[Instructions for the task] How many of these lines hold the string "this"? Answer with the number only.

[Provided records]
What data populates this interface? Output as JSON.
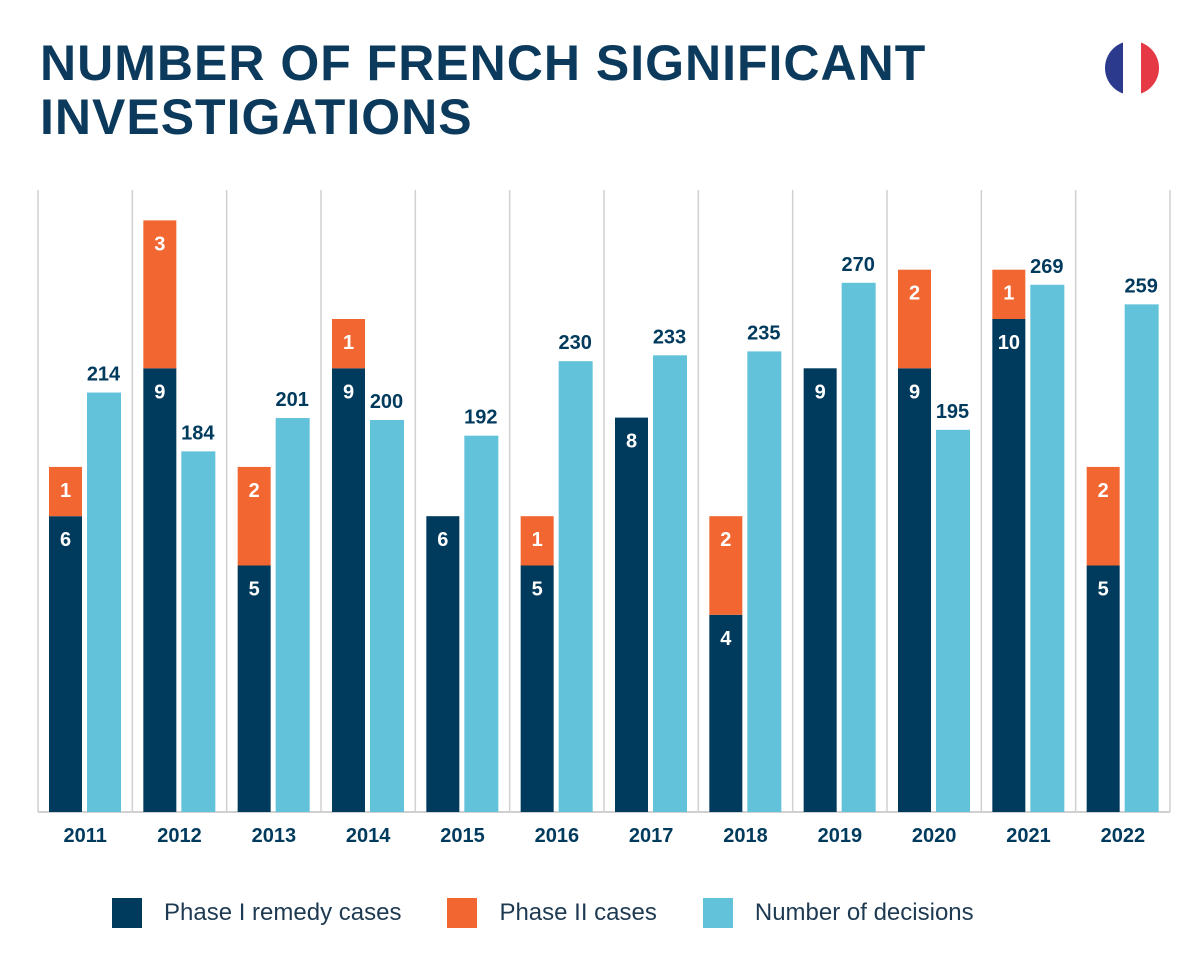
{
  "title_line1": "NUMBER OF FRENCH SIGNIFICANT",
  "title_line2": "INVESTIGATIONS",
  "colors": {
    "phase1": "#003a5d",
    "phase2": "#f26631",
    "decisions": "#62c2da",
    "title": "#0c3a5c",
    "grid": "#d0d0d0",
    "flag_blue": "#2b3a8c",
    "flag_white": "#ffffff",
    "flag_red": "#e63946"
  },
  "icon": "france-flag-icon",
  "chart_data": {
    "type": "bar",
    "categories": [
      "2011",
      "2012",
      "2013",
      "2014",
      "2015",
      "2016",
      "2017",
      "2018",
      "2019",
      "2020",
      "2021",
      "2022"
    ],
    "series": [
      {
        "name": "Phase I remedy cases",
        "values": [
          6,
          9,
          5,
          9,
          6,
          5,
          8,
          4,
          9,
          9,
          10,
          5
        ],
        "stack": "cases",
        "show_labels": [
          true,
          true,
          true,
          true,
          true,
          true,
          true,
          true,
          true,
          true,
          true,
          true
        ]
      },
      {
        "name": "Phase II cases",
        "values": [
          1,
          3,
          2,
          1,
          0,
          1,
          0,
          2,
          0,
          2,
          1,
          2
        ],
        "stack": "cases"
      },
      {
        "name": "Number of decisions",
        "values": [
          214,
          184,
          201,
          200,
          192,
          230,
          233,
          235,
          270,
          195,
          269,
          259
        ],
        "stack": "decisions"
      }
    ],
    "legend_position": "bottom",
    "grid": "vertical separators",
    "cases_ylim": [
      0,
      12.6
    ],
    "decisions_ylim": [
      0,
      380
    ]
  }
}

---

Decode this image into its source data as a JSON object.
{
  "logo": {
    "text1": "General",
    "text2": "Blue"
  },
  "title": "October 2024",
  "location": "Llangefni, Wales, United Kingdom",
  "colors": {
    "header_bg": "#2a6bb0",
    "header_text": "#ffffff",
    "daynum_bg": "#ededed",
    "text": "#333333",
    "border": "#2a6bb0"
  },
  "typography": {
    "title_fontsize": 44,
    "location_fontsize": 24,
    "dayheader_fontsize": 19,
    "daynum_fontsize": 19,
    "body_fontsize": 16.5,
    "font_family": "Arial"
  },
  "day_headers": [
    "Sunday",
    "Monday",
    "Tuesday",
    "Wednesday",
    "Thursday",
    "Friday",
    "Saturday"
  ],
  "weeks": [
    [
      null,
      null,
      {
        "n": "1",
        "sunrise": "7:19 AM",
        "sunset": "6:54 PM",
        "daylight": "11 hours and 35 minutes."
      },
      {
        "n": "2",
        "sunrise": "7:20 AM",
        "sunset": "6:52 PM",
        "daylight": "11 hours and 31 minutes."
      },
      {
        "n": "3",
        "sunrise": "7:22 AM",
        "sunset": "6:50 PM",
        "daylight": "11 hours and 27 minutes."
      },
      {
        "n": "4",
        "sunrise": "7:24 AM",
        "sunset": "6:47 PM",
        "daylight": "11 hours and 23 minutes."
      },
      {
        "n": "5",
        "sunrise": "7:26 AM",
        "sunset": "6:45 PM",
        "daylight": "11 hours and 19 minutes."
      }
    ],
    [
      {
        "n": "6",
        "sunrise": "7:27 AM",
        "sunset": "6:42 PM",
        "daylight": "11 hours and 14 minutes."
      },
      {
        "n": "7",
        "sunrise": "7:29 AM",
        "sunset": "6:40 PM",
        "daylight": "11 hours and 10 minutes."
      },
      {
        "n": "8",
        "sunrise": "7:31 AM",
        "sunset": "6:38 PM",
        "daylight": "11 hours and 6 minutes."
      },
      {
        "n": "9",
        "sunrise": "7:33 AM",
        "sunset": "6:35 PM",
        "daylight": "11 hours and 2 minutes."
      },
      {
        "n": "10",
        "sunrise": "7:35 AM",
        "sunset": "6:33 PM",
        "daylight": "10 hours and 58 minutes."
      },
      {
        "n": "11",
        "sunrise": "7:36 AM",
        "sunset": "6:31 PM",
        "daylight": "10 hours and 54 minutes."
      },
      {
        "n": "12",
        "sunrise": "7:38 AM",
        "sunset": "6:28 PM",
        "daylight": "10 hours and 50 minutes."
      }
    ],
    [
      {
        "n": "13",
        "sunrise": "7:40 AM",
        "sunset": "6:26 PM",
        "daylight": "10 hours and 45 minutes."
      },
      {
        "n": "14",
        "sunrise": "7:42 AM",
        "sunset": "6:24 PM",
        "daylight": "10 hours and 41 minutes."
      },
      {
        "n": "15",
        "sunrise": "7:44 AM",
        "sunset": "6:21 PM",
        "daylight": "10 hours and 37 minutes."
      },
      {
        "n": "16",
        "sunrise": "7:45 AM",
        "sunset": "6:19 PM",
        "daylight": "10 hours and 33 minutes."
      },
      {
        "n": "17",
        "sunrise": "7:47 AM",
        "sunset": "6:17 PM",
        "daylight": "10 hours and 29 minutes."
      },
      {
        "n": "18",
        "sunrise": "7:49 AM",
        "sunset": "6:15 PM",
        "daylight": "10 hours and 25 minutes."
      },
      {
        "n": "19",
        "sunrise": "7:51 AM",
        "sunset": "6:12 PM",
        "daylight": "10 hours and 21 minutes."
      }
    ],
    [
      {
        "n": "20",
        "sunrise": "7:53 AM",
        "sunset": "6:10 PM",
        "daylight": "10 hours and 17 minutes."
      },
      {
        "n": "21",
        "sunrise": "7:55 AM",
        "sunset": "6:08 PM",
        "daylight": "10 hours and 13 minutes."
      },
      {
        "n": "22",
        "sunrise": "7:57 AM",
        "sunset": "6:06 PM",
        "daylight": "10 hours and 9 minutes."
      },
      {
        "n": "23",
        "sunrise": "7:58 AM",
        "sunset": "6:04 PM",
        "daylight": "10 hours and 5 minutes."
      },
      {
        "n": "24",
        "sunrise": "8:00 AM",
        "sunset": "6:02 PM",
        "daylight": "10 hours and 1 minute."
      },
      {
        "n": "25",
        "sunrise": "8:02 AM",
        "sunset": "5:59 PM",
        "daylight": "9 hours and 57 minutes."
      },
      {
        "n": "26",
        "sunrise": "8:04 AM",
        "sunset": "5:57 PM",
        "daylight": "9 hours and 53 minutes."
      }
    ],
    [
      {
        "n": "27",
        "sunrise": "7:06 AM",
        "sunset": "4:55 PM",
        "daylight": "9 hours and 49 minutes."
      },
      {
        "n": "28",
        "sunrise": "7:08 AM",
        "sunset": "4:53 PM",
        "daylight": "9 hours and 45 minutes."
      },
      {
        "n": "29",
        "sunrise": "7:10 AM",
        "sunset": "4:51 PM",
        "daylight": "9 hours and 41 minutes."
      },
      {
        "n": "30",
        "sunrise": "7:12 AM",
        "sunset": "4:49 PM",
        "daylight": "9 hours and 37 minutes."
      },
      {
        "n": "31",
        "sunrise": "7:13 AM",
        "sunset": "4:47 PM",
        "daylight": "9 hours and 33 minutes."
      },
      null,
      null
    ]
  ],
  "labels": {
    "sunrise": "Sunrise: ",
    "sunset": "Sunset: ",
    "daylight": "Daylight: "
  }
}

[Task solution] 2